##### RECORDED DATA

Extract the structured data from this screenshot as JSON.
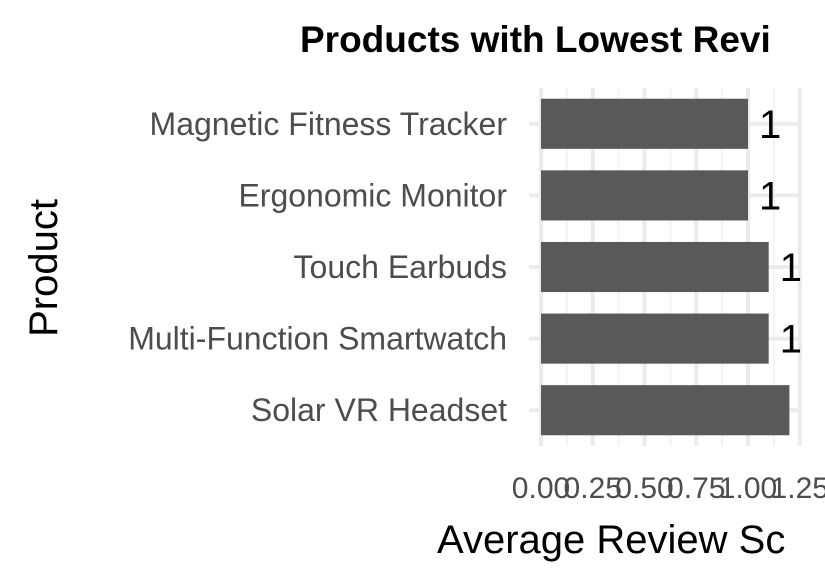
{
  "chart_data": {
    "type": "bar",
    "orientation": "horizontal",
    "title": "Products with Lowest Revi",
    "xlabel": "Average Review Sc",
    "ylabel": "Product",
    "categories": [
      "Magnetic Fitness Tracker",
      "Ergonomic Monitor",
      "Touch Earbuds",
      "Multi-Function Smartwatch",
      "Solar VR Headset"
    ],
    "values": [
      1.0,
      1.0,
      1.1,
      1.1,
      1.2
    ],
    "data_labels": [
      "1",
      "1",
      "1",
      "1",
      ""
    ],
    "xlim": [
      0,
      1.25
    ],
    "x_ticks": [
      "0.00",
      "0.25",
      "0.50",
      "0.75",
      "1.00",
      "1.25"
    ],
    "grid": true,
    "legend": "none",
    "colors": {
      "bar": "#595959",
      "grid_major": "#ebebeb",
      "grid_minor": "#f3f3f3",
      "text_axis": "#4d4d4d"
    }
  }
}
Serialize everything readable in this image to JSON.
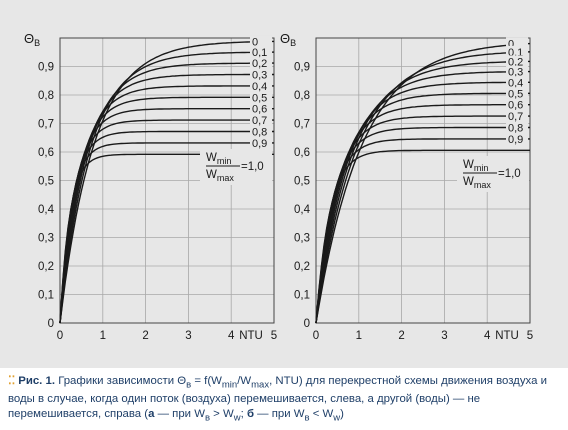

##########

▸ PROBLEM REQUIREMENTS: Transcribe the material exactly, and leave out whatever pictures it holds.

▸ RESULT OF THIS TASK:
Extract the structured data from this screenshot as JSON.
{
  "chart_data": {
    "type": "bar",
    "orientation": "horizontal",
    "title": "Products with Lowest Revi",
    "xlabel": "Average Review Sc",
    "ylabel": "Product",
    "categories": [
      "Magnetic Fitness Tracker",
      "Ergonomic Monitor",
      "Touch Earbuds",
      "Multi-Function Smartwatch",
      "Solar VR Headset"
    ],
    "values": [
      1.0,
      1.0,
      1.1,
      1.1,
      1.2
    ],
    "data_labels": [
      "1",
      "1",
      "1",
      "1",
      ""
    ],
    "xlim": [
      0,
      1.25
    ],
    "x_ticks": [
      "0.00",
      "0.25",
      "0.50",
      "0.75",
      "1.00",
      "1.25"
    ],
    "grid": true,
    "legend": "none",
    "colors": {
      "bar": "#595959",
      "grid_major": "#ebebeb",
      "grid_minor": "#f3f3f3",
      "text_axis": "#4d4d4d"
    }
  }
}
Serialize everything readable in this image to JSON.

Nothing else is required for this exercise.